[Begin]

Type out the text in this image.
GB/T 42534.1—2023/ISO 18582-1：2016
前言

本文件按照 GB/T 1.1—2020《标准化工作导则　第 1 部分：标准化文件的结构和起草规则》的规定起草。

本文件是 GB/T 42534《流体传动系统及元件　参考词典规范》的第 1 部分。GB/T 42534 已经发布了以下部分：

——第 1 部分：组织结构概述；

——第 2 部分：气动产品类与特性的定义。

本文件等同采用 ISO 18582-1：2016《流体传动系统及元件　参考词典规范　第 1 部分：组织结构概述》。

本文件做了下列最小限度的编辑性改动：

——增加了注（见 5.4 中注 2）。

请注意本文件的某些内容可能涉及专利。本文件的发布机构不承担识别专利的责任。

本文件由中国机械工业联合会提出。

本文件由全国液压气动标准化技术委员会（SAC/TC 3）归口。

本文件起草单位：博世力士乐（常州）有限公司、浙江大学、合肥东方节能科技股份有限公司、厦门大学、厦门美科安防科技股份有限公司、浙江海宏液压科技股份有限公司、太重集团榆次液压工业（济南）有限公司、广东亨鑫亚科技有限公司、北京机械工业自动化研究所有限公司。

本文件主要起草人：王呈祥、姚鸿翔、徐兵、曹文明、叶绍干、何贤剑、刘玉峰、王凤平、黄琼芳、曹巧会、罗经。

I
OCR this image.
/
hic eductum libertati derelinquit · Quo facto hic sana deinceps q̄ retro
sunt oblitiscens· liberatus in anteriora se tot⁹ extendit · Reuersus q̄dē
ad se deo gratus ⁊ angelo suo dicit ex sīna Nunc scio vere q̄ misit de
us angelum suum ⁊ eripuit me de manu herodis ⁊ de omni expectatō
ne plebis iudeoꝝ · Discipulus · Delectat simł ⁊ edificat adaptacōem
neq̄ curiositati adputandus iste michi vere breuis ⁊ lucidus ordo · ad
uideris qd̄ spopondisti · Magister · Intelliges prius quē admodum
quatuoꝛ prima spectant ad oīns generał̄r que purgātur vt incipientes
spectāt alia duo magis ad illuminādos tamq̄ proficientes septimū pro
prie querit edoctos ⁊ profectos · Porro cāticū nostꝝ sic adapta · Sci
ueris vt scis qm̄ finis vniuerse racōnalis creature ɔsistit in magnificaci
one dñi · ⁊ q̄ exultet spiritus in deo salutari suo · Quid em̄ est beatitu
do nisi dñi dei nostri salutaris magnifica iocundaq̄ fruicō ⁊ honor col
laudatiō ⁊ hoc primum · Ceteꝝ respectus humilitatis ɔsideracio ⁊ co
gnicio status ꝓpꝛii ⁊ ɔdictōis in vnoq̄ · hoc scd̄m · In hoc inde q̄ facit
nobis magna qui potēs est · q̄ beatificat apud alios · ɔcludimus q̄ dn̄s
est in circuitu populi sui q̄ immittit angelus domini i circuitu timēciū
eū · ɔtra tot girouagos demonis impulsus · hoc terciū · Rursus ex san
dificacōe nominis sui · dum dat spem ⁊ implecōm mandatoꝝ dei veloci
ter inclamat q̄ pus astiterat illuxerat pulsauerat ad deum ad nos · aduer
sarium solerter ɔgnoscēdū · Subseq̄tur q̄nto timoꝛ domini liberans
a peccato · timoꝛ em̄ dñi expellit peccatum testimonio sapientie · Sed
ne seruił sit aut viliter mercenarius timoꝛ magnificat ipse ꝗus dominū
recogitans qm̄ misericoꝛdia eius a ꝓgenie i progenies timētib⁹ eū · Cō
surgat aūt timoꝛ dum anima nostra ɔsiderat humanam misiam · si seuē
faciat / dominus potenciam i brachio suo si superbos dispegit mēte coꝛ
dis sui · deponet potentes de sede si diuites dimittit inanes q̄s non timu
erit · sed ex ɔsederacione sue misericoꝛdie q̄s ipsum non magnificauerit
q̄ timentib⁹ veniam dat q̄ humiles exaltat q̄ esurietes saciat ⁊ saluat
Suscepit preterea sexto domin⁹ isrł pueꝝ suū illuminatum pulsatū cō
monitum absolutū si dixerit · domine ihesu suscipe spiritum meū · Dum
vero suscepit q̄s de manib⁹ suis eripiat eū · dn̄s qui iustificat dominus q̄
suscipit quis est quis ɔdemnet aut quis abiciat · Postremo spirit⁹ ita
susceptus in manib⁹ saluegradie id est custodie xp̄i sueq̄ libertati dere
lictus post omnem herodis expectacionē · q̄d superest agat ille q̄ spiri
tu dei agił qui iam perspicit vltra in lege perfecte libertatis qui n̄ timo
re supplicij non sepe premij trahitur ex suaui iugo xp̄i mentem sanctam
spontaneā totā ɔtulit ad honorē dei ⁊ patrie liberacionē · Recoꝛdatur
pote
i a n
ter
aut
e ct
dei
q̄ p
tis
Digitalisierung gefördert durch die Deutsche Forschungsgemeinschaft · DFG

[End]

Please reproduce each record precisely as written.

Type out the text in this image.
GB/T 42534.1—2023/ISO 18582-1：2016
前言

本文件按照 GB/T 1.1—2020《标准化工作导则　第 1 部分：标准化文件的结构和起草规则》的规定起草。

本文件是 GB/T 42534《流体传动系统及元件　参考词典规范》的第 1 部分。GB/T 42534 已经发布了以下部分：

——第 1 部分：组织结构概述；

——第 2 部分：气动产品类与特性的定义。

本文件等同采用 ISO 18582-1：2016《流体传动系统及元件　参考词典规范　第 1 部分：组织结构概述》。

本文件做了下列最小限度的编辑性改动：

——增加了注（见 5.4 中注 2）。

请注意本文件的某些内容可能涉及专利。本文件的发布机构不承担识别专利的责任。

本文件由中国机械工业联合会提出。

本文件由全国液压气动标准化技术委员会（SAC/TC 3）归口。

本文件起草单位：博世力士乐（常州）有限公司、浙江大学、合肥东方节能科技股份有限公司、厦门大学、厦门美科安防科技股份有限公司、浙江海宏液压科技股份有限公司、太重集团榆次液压工业（济南）有限公司、广东亨鑫亚科技有限公司、北京机械工业自动化研究所有限公司。

本文件主要起草人：王呈祥、姚鸿翔、徐兵、曹文明、叶绍干、何贤剑、刘玉峰、王凤平、黄琼芳、曹巧会、罗经。

I
OCR this image.
/
hic eductum libertati derelinquit · Quo facto hic sana deinceps q̄ retro
sunt oblitiscens· liberatus in anteriora se tot⁹ extendit · Reuersus q̄dē
ad se deo gratus ⁊ angelo suo dicit ex sīna Nunc scio vere q̄ misit de
us angelum suum ⁊ eripuit me de manu herodis ⁊ de omni expectatō
ne plebis iudeoꝝ · Discipulus · Delectat simł ⁊ edificat adaptacōem
neq̄ curiositati adputandus iste michi vere breuis ⁊ lucidus ordo · ad
uideris qd̄ spopondisti · Magister · Intelliges prius quē admodum
quatuoꝛ prima spectant ad oīns generał̄r que purgātur vt incipientes
spectāt alia duo magis ad illuminādos tamq̄ proficientes septimū pro
prie querit edoctos ⁊ profectos · Porro cāticū nostꝝ sic adapta · Sci
ueris vt scis qm̄ finis vniuerse racōnalis creature ɔsistit in magnificaci
one dñi · ⁊ q̄ exultet spiritus in deo salutari suo · Quid em̄ est beatitu
do nisi dñi dei nostri salutaris magnifica iocundaq̄ fruicō ⁊ honor col
laudatiō ⁊ hoc primum · Ceteꝝ respectus humilitatis ɔsideracio ⁊ co
gnicio status ꝓpꝛii ⁊ ɔdictōis in vnoq̄ · hoc scd̄m · In hoc inde q̄ facit
nobis magna qui potēs est · q̄ beatificat apud alios · ɔcludimus q̄ dn̄s
est in circuitu populi sui q̄ immittit angelus domini i circuitu timēciū
eū · ɔtra tot girouagos demonis impulsus · hoc terciū · Rursus ex san
dificacōe nominis sui · dum dat spem ⁊ implecōm mandatoꝝ dei veloci
ter inclamat q̄ pus astiterat illuxerat pulsauerat ad deum ad nos · aduer
sarium solerter ɔgnoscēdū · Subseq̄tur q̄nto timoꝛ domini liberans
a peccato · timoꝛ em̄ dñi expellit peccatum testimonio sapientie · Sed
ne seruił sit aut viliter mercenarius timoꝛ magnificat ipse ꝗus dominū
recogitans qm̄ misericoꝛdia eius a ꝓgenie i progenies timētib⁹ eū · Cō
surgat aūt timoꝛ dum anima nostra ɔsiderat humanam misiam · si seuē
faciat / dominus potenciam i brachio suo si superbos dispegit mēte coꝛ
dis sui · deponet potentes de sede si diuites dimittit inanes q̄s non timu
erit · sed ex ɔsederacione sue misericoꝛdie q̄s ipsum non magnificauerit
q̄ timentib⁹ veniam dat q̄ humiles exaltat q̄ esurietes saciat ⁊ saluat
Suscepit preterea sexto domin⁹ isrł pueꝝ suū illuminatum pulsatū cō
monitum absolutū si dixerit · domine ihesu suscipe spiritum meū · Dum
vero suscepit q̄s de manib⁹ suis eripiat eū · dn̄s qui iustificat dominus q̄
suscipit quis est quis ɔdemnet aut quis abiciat · Postremo spirit⁹ ita
susceptus in manib⁹ saluegradie id est custodie xp̄i sueq̄ libertati dere
lictus post omnem herodis expectacionē · q̄d superest agat ille q̄ spiri
tu dei agił qui iam perspicit vltra in lege perfecte libertatis qui n̄ timo
re supplicij non sepe premij trahitur ex suaui iugo xp̄i mentem sanctam
spontaneā totā ɔtulit ad honorē dei ⁊ patrie liberacionē · Recoꝛdatur
pote
i a n
ter
aut
e ct
dei
q̄ p
tis
Digitalisierung gefördert durch die Deutsche Forschungsgemeinschaft · DFG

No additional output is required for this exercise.